* WORK TO COMPLETE *
Return each line of the listing below, unchanged, and omit the images.

* DATA FOR THE TASK *
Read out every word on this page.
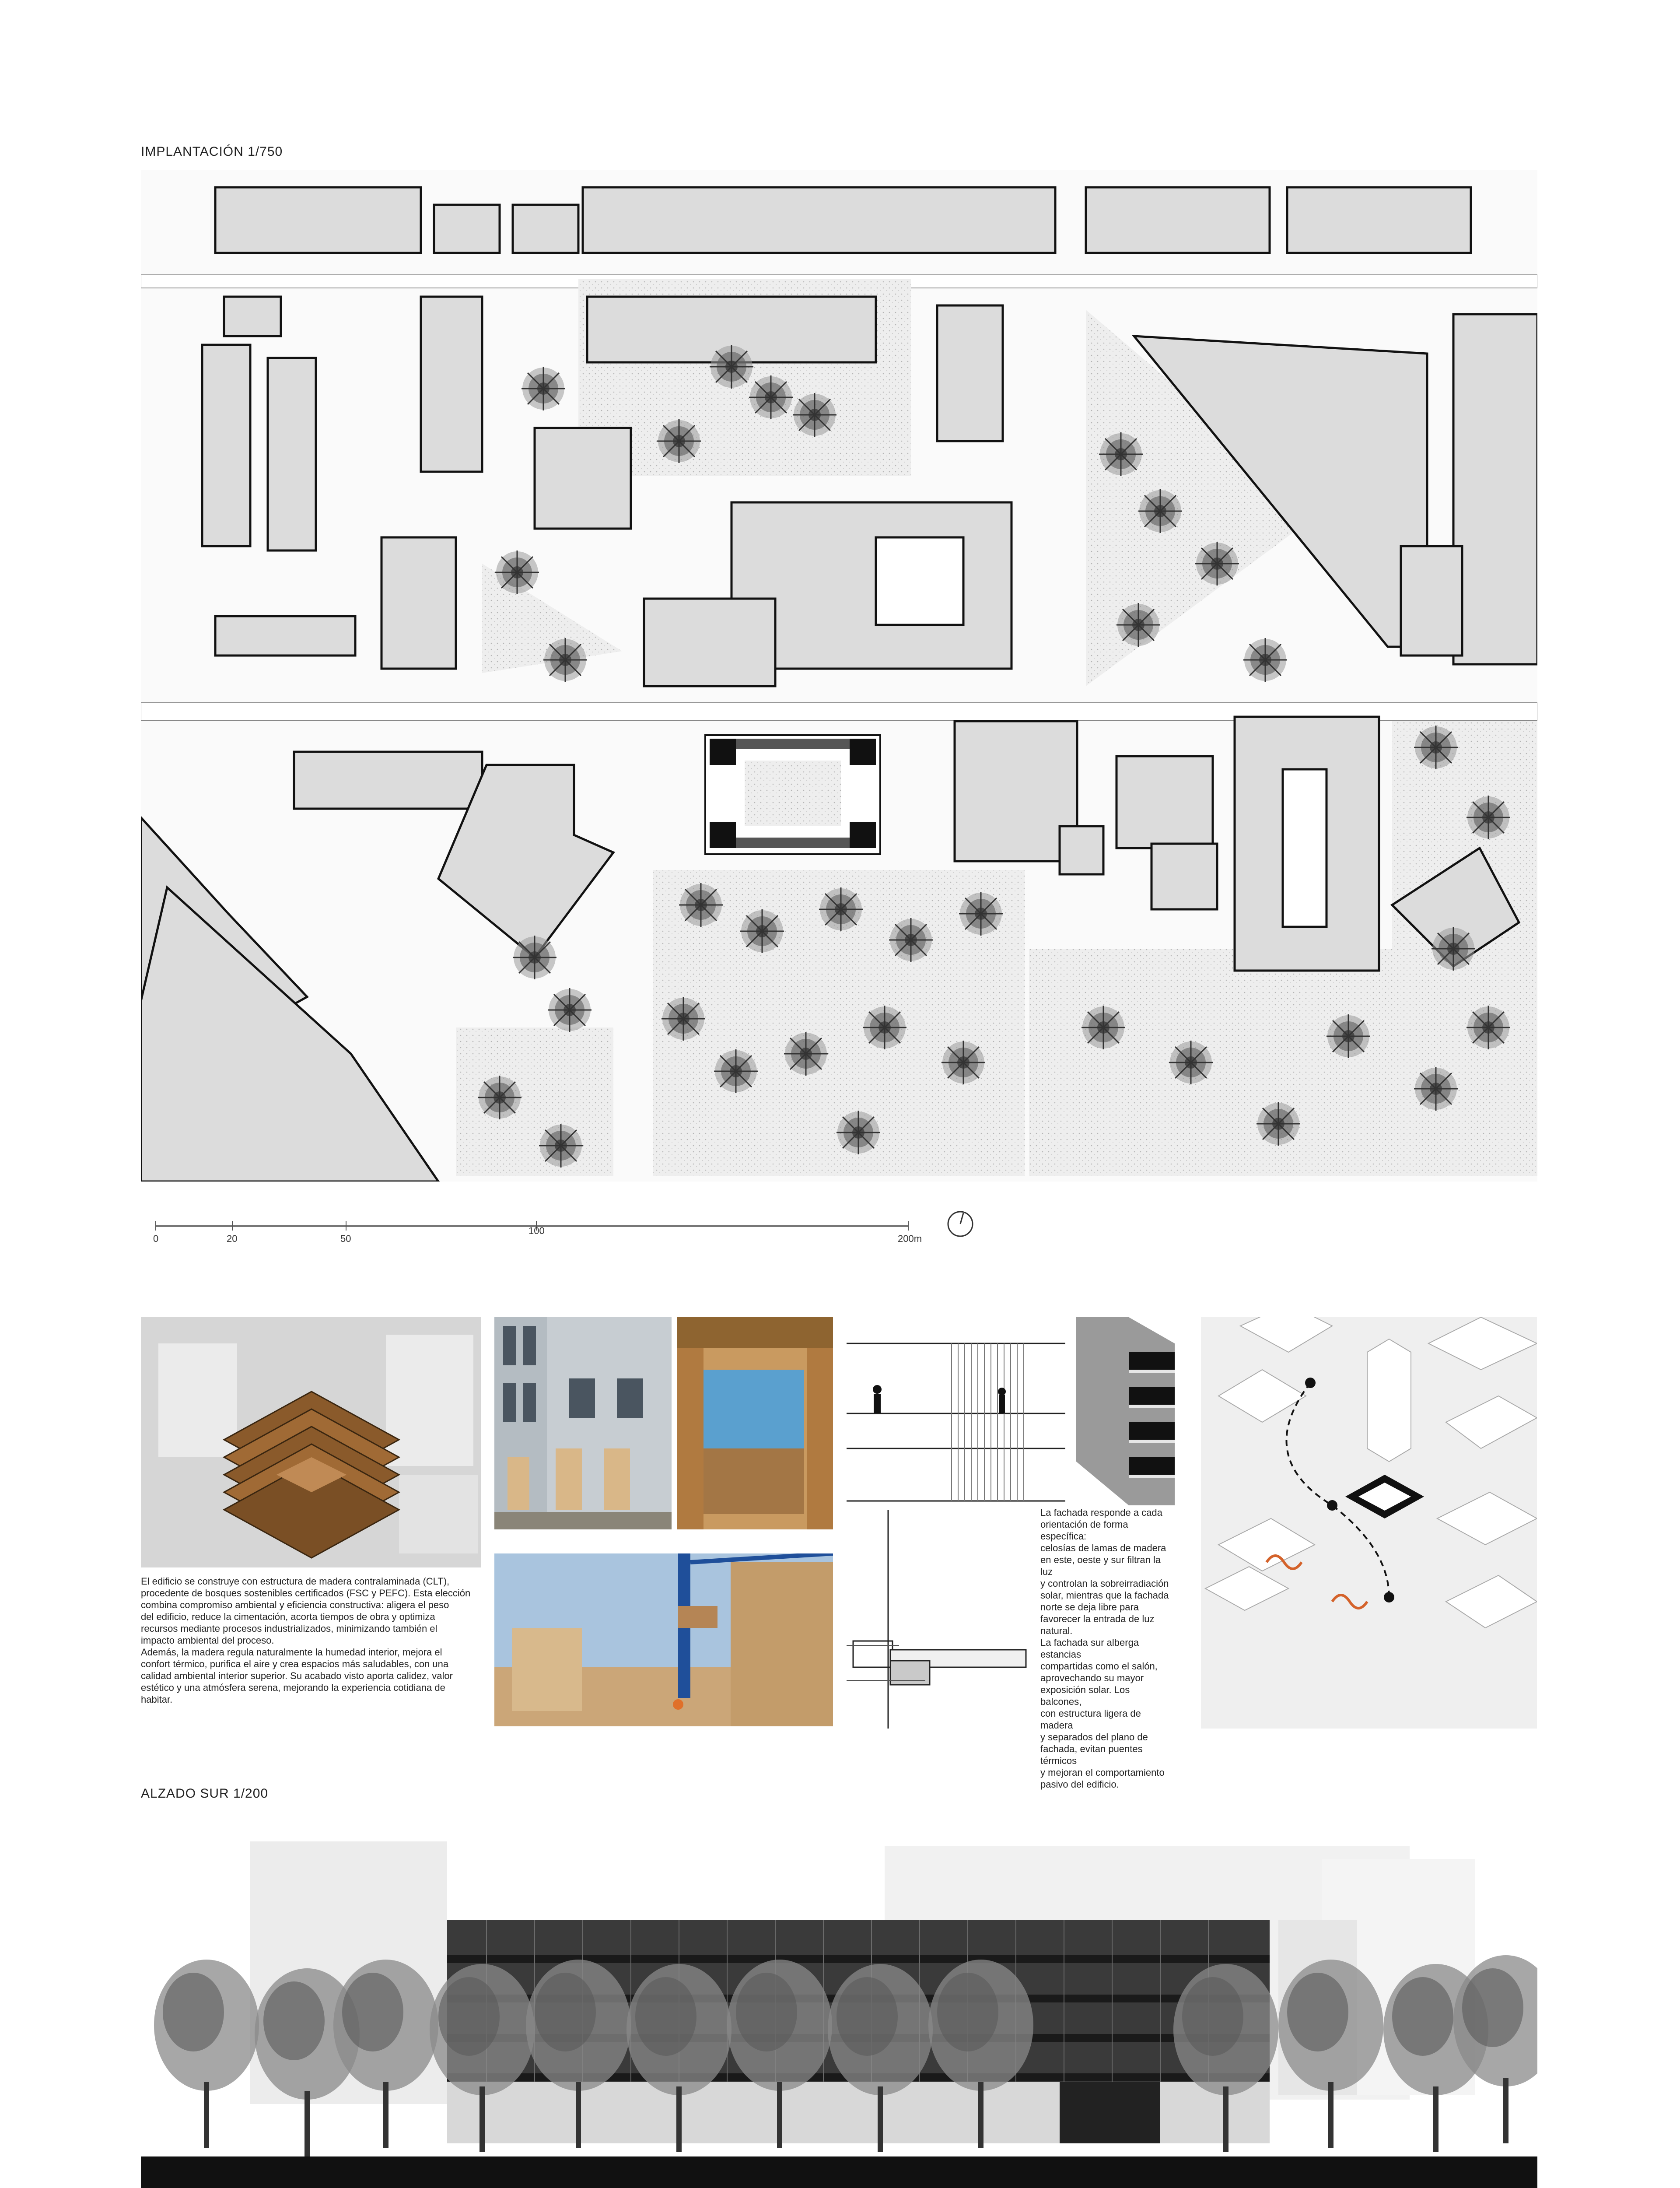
IMPLANTACIÓN 1/750
0	20	50
100
200m
El edificio se construye con estructura de madera contralaminada (CLT),
procedente de bosques sostenibles certificados (FSC y PEFC). Esta elección
combina compromiso ambiental y eficiencia constructiva: aligera el peso
del edificio, reduce la cimentación, acorta tiempos de obra y optimiza
recursos mediante procesos industrializados, minimizando también el
impacto ambiental del proceso.
Además, la madera regula naturalmente la humedad interior, mejora el
confort térmico, purifica el aire y crea espacios más saludables, con una
calidad ambiental interior superior. Su acabado visto aporta calidez, valor
estético y una atmósfera serena, mejorando la experiencia cotidiana de
habitar.
La fachada responde a cada
orientación de forma específica:
celosías de lamas de madera
en este, oeste y sur filtran la luz
y controlan la sobreirradiación
solar, mientras que la fachada
norte se deja libre para
favorecer la entrada de luz
natural.
La fachada sur alberga estancias
compartidas como el salón,
aprovechando su mayor
exposición solar. Los balcones,
con estructura ligera de madera
y separados del plano de
fachada, evitan puentes térmicos
y mejoran el comportamiento
pasivo del edificio.
ALZADO SUR 1/200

* FULL SOLUTION *
Read out every word on this page.
IMPLANTACIÓN 1/750
0	20	50
100
200m
El edificio se construye con estructura de madera contralaminada (CLT),
procedente de bosques sostenibles certificados (FSC y PEFC). Esta elección
combina compromiso ambiental y eficiencia constructiva: aligera el peso
del edificio, reduce la cimentación, acorta tiempos de obra y optimiza
recursos mediante procesos industrializados, minimizando también el
impacto ambiental del proceso.
Además, la madera regula naturalmente la humedad interior, mejora el
confort térmico, purifica el aire y crea espacios más saludables, con una
calidad ambiental interior superior. Su acabado visto aporta calidez, valor
estético y una atmósfera serena, mejorando la experiencia cotidiana de
habitar.
La fachada responde a cada
orientación de forma específica:
celosías de lamas de madera
en este, oeste y sur filtran la luz
y controlan la sobreirradiación
solar, mientras que la fachada
norte se deja libre para
favorecer la entrada de luz
natural.
La fachada sur alberga estancias
compartidas como el salón,
aprovechando su mayor
exposición solar. Los balcones,
con estructura ligera de madera
y separados del plano de
fachada, evitan puentes térmicos
y mejoran el comportamiento
pasivo del edificio.
ALZADO SUR 1/200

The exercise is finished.